• **Problem requirements**: Looking through the listing, how many of its lines hold the word "document"? Answer with only the number.

• **Excerpted records**:

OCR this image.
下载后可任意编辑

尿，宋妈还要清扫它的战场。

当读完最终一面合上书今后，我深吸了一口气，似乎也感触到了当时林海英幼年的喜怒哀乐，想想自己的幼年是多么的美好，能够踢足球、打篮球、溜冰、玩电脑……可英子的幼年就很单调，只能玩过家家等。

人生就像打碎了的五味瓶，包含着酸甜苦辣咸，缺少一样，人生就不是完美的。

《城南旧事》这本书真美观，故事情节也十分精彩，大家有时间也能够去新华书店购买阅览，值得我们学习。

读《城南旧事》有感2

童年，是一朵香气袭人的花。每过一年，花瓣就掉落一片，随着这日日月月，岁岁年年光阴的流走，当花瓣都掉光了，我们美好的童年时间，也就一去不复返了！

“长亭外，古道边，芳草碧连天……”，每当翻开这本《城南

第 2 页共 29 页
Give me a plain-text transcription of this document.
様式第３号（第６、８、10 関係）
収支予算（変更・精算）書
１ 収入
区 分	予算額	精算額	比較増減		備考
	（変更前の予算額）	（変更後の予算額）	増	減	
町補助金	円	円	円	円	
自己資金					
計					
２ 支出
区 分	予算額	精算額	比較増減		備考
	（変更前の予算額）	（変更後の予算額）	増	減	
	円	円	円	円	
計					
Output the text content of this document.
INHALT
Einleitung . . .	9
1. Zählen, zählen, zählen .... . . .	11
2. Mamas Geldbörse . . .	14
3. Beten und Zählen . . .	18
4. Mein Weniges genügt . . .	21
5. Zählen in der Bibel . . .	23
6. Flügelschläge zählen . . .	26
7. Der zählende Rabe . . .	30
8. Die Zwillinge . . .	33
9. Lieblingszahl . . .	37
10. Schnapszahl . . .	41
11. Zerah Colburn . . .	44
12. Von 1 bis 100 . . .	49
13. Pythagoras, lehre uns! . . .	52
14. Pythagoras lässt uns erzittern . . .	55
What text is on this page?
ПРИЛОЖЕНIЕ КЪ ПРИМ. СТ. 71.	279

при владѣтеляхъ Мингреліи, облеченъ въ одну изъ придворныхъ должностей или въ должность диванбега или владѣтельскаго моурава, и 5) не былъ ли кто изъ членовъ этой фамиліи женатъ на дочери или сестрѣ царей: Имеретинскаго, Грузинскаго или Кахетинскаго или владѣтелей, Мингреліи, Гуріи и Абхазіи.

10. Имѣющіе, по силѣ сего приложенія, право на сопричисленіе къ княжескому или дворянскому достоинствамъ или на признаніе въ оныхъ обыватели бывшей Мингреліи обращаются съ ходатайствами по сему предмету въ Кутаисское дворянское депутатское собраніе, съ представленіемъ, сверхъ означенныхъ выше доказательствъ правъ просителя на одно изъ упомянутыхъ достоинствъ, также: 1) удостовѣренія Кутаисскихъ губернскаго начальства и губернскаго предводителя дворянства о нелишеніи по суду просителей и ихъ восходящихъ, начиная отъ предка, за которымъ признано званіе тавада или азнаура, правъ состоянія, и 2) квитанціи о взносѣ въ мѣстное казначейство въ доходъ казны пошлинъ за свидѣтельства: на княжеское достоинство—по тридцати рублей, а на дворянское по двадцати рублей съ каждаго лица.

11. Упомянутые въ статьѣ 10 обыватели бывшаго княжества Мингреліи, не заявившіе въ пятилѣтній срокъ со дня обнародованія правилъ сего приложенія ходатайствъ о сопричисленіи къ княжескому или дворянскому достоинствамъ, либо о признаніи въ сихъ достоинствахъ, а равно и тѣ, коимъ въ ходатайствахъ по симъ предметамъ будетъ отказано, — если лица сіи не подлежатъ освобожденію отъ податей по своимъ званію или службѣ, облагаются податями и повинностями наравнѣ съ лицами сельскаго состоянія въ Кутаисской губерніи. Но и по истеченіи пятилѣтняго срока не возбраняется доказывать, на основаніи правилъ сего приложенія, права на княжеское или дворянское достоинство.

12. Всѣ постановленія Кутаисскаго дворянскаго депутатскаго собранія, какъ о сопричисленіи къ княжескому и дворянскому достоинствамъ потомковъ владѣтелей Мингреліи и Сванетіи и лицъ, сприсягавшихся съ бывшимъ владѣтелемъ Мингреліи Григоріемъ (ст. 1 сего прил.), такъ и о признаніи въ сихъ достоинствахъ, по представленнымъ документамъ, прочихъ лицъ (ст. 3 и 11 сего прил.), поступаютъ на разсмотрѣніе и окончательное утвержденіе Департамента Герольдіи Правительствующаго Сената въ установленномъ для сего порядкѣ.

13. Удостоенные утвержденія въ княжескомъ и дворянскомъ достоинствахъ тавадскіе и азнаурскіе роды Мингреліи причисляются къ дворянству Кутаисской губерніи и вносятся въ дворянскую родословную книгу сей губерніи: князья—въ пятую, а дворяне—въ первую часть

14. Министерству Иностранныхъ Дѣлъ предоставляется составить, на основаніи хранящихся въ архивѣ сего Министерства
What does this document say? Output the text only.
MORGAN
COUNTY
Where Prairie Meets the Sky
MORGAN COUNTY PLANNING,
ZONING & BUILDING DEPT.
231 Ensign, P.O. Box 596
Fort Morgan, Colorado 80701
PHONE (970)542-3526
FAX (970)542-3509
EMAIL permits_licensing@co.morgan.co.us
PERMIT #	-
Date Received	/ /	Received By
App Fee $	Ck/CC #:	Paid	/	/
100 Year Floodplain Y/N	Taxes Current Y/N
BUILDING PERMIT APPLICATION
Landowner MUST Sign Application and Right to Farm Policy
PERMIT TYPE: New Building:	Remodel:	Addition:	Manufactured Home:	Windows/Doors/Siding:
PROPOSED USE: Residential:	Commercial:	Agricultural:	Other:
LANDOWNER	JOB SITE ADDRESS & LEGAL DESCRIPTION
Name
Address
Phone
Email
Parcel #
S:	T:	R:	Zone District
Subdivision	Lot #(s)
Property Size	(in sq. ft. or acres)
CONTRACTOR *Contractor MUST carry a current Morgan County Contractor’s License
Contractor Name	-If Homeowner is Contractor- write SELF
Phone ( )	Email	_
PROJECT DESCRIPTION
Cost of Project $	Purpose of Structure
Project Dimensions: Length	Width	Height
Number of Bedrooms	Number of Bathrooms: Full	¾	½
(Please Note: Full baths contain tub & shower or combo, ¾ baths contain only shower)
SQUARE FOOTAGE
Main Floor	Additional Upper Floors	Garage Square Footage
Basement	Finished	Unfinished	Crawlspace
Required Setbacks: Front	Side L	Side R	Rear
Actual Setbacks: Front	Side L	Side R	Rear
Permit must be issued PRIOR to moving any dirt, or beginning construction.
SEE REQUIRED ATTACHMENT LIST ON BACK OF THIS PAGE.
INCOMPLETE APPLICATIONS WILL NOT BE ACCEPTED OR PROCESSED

• **Written response**: 3